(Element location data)
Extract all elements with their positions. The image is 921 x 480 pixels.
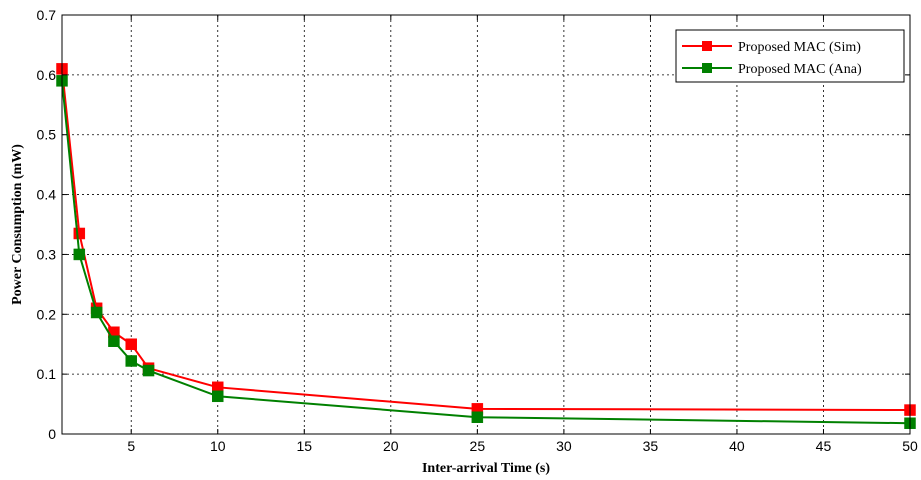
data-point — [212, 390, 224, 403]
y-tick-label: 0.4 — [37, 187, 57, 203]
y-tick-label: 0.3 — [37, 246, 57, 262]
plot-area-frame — [61, 14, 911, 435]
data-point — [73, 248, 86, 261]
legend-entry-ana: Proposed MAC (Ana) — [682, 62, 862, 77]
y-tick-label: 0.5 — [37, 127, 57, 143]
legend: Proposed MAC (Sim) Proposed MAC (Ana) — [675, 29, 905, 83]
x-tick-label: 30 — [556, 438, 572, 454]
axis-ticks — [62, 14, 911, 435]
y-tick-label: 0.7 — [37, 7, 57, 23]
y-tick-label: 0.1 — [37, 366, 57, 382]
x-tick-label: 25 — [470, 438, 486, 454]
x-axis-title: Inter-arrival Time (s) — [422, 461, 550, 476]
y-axis-title: Power Consumption (mW) — [10, 144, 25, 305]
x-tick-label: 35 — [643, 438, 659, 454]
x-tick-label: 50 — [902, 438, 918, 454]
legend-label-sim: Proposed MAC (Sim) — [738, 40, 861, 55]
data-point — [471, 411, 484, 423]
data-point — [125, 355, 137, 367]
legend-entry-sim: Proposed MAC (Sim) — [682, 40, 861, 55]
y-tick-label: 0 — [48, 426, 56, 442]
legend-label-ana: Proposed MAC (Ana) — [738, 62, 862, 77]
y-tick-label: 0.6 — [37, 67, 57, 83]
x-tick-label: 15 — [296, 438, 312, 454]
legend-swatch-marker-ana — [702, 63, 712, 73]
x-tick-label: 20 — [383, 438, 399, 454]
axis-tick-labels: 5 10 15 20 25 30 35 40 45 50 0 0.1 0.2 0.3 0.4 0.5 0.6 0.… — [37, 7, 918, 454]
data-point — [108, 335, 120, 347]
legend-box — [675, 29, 905, 83]
data-point — [73, 227, 86, 240]
x-tick-label: 10 — [210, 438, 226, 454]
x-tick-label: 5 — [127, 438, 135, 454]
data-point — [90, 306, 103, 319]
legend-swatch-marker-sim — [702, 41, 712, 51]
data-point — [142, 364, 155, 377]
x-tick-label: 45 — [816, 438, 832, 454]
grid-lines — [62, 15, 910, 434]
y-tick-label: 0.2 — [37, 306, 57, 322]
x-tick-label: 40 — [729, 438, 745, 454]
data-point — [125, 338, 137, 350]
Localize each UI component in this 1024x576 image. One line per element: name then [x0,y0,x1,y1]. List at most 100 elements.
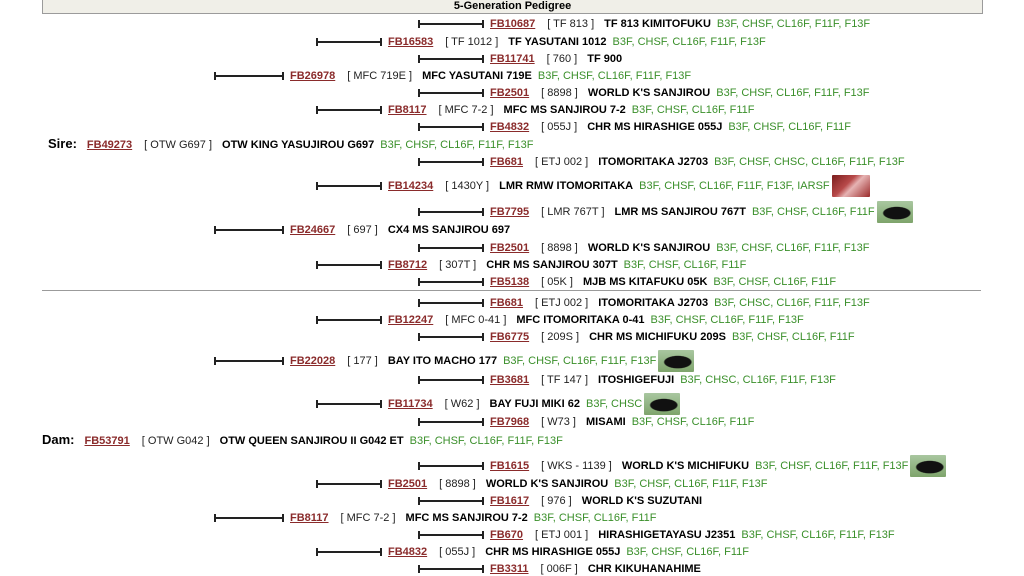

Problem statement:
Print the lines from the line with "data-point — [212, 390, 224, 403]" up to and including the line with "y-tick-label: 0.7 — [37, 7, 57, 23]", keeping each one unchanged.

Complete response:
data-point — [212, 390, 224, 403]
y-tick-label: 0.4 — [37, 187, 57, 203]
y-tick-label: 0.3 — [37, 246, 57, 262]
plot-area-frame — [61, 14, 911, 435]
data-point — [73, 248, 86, 261]
legend-entry-ana: Proposed MAC (Ana) — [682, 62, 862, 77]
y-tick-label: 0.5 — [37, 127, 57, 143]
legend: Proposed MAC (Sim) Proposed MAC (Ana) — [675, 29, 905, 83]
x-tick-label: 30 — [556, 438, 572, 454]
axis-ticks — [62, 14, 911, 435]
y-tick-label: 0.7 — [37, 7, 57, 23]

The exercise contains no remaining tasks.